**What to do**. Retype the material in full, keeping every word the same.

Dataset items
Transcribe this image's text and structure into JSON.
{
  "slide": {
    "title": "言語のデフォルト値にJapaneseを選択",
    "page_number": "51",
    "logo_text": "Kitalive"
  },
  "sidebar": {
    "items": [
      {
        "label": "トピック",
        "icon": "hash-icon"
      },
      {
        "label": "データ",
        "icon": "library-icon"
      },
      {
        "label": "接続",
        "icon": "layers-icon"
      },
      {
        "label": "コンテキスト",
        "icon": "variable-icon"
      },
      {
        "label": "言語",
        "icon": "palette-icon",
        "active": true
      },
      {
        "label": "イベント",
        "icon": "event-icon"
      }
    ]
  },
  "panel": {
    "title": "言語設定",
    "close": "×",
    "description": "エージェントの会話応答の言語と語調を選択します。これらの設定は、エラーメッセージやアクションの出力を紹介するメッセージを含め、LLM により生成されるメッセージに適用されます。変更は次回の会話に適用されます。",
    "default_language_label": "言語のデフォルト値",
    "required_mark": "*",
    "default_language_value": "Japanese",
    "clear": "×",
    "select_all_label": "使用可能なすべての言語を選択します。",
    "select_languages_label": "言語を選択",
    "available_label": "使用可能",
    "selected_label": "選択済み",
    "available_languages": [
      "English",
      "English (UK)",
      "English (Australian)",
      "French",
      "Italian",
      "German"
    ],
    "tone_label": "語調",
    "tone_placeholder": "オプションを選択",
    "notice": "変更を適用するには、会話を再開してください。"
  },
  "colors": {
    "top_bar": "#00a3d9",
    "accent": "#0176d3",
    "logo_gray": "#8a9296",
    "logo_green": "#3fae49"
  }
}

**Response to the task**.
Transcribe this image's text and structure into JSON.
{
  "slide": {
    "title": "言語のデフォルト値にJapaneseを選択",
    "page_number": "51",
    "logo_text": "Kitalive"
  },
  "sidebar": {
    "items": [
      {
        "label": "トピック",
        "icon": "hash-icon"
      },
      {
        "label": "データ",
        "icon": "library-icon"
      },
      {
        "label": "接続",
        "icon": "layers-icon"
      },
      {
        "label": "コンテキスト",
        "icon": "variable-icon"
      },
      {
        "label": "言語",
        "icon": "palette-icon",
        "active": true
      },
      {
        "label": "イベント",
        "icon": "event-icon"
      }
    ]
  },
  "panel": {
    "title": "言語設定",
    "close": "×",
    "description": "エージェントの会話応答の言語と語調を選択します。これらの設定は、エラーメッセージやアクションの出力を紹介するメッセージを含め、LLM により生成されるメッセージに適用されます。変更は次回の会話に適用されます。",
    "default_language_label": "言語のデフォルト値",
    "required_mark": "*",
    "default_language_value": "Japanese",
    "clear": "×",
    "select_all_label": "使用可能なすべての言語を選択します。",
    "select_languages_label": "言語を選択",
    "available_label": "使用可能",
    "selected_label": "選択済み",
    "available_languages": [
      "English",
      "English (UK)",
      "English (Australian)",
      "French",
      "Italian",
      "German"
    ],
    "tone_label": "語調",
    "tone_placeholder": "オプションを選択",
    "notice": "変更を適用するには、会話を再開してください。"
  },
  "colors": {
    "top_bar": "#00a3d9",
    "accent": "#0176d3",
    "logo_gray": "#8a9296",
    "logo_green": "#3fae49"
  }
}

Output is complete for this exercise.